Figure record listings
===============
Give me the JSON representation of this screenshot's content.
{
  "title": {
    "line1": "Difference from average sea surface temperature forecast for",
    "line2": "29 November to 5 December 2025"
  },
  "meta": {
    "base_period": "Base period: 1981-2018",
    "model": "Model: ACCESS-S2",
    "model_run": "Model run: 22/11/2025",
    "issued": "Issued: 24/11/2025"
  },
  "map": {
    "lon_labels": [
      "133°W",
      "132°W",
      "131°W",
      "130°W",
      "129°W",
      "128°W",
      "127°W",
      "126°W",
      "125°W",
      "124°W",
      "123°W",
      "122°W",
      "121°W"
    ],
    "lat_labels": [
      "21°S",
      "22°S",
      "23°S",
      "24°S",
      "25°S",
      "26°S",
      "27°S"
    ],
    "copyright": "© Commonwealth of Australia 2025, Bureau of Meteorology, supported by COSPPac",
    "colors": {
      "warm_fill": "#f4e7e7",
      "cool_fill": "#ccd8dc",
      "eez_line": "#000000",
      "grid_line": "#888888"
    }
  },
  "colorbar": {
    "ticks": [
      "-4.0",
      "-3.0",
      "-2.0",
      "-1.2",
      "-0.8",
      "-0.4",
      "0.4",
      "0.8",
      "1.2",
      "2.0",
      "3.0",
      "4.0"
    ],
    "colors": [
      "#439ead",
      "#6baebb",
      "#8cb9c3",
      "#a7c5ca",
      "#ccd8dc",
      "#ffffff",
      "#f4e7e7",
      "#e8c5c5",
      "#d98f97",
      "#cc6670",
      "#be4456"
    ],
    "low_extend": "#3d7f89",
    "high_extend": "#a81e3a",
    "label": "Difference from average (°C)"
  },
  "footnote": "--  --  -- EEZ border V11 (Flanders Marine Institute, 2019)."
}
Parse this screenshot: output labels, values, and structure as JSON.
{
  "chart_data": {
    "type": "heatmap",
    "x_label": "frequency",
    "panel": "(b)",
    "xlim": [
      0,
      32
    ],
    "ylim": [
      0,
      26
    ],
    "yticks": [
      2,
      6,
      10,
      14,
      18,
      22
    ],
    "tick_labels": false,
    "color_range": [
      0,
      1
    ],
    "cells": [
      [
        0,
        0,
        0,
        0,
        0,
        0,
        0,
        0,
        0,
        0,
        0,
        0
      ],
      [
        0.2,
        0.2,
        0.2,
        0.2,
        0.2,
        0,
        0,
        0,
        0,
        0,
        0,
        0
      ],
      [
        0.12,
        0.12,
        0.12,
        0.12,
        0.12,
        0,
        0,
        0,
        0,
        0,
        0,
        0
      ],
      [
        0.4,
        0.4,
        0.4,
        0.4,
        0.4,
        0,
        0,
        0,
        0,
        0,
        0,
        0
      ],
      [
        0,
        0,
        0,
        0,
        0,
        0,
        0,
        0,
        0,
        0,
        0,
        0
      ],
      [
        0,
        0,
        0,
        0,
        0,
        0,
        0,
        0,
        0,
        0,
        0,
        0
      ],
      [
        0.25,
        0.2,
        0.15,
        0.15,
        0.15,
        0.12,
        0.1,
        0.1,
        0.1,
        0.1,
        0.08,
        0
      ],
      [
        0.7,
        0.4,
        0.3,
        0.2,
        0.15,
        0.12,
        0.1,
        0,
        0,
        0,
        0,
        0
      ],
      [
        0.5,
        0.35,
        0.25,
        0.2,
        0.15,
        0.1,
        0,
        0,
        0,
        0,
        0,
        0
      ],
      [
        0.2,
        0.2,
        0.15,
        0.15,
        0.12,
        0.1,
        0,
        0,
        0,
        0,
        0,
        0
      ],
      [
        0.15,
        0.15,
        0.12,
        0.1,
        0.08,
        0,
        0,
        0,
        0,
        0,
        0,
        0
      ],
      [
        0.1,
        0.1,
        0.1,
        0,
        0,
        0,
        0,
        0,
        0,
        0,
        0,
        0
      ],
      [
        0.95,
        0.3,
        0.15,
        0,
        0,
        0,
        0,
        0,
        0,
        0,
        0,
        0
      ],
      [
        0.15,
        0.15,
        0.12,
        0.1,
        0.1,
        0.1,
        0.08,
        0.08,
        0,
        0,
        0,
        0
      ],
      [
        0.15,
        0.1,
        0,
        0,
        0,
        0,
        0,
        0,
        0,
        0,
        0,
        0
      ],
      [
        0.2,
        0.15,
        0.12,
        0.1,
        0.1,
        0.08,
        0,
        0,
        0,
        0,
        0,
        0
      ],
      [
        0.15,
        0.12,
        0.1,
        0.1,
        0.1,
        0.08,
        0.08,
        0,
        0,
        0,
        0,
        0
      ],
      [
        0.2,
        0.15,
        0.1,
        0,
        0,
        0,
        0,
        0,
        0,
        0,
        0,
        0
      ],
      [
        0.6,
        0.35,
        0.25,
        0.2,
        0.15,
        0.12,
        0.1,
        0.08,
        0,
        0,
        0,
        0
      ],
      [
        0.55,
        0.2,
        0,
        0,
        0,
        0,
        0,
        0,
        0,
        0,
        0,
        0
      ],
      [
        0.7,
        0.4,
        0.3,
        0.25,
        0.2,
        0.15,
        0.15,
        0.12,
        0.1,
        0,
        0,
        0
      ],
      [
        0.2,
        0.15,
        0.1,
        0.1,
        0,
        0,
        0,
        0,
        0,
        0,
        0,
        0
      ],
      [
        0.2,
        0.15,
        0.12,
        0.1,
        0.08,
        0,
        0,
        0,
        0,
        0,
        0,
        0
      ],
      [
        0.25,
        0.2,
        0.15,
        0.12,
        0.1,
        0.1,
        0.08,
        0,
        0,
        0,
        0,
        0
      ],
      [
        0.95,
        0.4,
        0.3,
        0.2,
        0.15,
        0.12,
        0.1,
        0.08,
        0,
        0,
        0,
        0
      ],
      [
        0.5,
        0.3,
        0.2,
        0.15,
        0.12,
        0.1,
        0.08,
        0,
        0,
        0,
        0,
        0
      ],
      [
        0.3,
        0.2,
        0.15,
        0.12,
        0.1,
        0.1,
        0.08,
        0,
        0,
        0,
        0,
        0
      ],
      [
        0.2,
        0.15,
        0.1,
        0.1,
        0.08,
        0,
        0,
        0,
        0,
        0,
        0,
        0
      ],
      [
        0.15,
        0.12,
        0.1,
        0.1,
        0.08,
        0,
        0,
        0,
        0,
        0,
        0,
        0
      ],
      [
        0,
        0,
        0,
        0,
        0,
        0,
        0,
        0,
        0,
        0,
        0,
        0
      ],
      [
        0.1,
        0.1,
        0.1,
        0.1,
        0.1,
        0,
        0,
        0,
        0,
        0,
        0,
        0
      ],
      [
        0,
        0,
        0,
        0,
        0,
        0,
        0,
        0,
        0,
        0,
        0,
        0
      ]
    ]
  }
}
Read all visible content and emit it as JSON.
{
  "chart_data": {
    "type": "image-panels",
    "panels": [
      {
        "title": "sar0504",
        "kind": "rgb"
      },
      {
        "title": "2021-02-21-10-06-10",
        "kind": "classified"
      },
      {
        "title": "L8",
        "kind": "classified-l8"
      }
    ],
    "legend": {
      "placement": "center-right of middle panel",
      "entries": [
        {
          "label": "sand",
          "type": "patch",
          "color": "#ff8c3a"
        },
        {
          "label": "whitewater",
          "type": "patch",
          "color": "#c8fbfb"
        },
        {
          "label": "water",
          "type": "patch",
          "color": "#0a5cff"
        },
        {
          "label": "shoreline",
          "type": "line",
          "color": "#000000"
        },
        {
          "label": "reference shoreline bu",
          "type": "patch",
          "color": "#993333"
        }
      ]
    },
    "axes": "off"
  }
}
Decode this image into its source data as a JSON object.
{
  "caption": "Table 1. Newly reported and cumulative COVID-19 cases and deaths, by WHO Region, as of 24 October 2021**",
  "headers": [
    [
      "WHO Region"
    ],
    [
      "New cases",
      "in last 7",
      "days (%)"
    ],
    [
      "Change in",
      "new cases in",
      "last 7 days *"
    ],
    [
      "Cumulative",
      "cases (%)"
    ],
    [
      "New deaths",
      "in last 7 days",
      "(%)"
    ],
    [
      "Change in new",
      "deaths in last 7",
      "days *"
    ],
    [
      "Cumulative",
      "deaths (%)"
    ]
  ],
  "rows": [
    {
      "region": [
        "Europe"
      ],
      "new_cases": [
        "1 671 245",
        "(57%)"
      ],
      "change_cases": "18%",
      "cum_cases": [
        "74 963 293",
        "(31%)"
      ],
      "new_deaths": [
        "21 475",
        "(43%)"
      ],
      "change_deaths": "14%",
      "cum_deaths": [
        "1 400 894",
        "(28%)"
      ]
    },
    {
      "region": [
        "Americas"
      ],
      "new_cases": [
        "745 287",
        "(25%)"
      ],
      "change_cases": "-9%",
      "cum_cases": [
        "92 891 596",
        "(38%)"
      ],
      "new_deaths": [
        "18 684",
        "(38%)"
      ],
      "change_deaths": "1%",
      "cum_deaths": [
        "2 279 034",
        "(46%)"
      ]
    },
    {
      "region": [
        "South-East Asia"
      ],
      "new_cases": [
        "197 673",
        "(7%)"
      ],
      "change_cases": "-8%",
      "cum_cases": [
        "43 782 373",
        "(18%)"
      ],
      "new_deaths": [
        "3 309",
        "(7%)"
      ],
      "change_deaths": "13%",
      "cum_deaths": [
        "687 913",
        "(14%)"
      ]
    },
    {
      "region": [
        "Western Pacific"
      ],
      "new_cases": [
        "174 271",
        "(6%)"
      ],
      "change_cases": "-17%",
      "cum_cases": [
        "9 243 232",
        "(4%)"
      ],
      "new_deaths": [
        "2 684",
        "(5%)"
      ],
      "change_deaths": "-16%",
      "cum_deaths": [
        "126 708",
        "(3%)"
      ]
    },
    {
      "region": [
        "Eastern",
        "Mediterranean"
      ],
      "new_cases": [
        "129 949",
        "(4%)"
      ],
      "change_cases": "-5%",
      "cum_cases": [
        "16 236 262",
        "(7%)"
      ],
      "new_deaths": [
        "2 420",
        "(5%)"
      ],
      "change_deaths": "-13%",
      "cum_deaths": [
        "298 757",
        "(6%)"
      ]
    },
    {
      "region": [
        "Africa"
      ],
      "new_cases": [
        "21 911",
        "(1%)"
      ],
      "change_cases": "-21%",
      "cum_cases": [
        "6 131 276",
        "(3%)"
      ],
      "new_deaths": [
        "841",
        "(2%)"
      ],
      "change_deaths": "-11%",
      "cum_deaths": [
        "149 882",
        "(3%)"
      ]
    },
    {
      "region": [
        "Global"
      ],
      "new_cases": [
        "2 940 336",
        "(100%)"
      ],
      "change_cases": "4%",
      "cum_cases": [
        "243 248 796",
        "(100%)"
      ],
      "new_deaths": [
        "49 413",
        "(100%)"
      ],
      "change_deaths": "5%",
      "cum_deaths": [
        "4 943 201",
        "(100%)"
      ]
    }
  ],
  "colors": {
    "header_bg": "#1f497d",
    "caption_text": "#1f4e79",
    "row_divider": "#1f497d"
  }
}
===============
* [DIRECTIONS FOR THIS TASK]: Read the entries and pick out all lines that include the word "from".

* [SOLUTION FOR THIS PROBLEM]:
    "line1": "Difference from average sea surface temperature forecast for",
    "label": "Difference from average (°C)"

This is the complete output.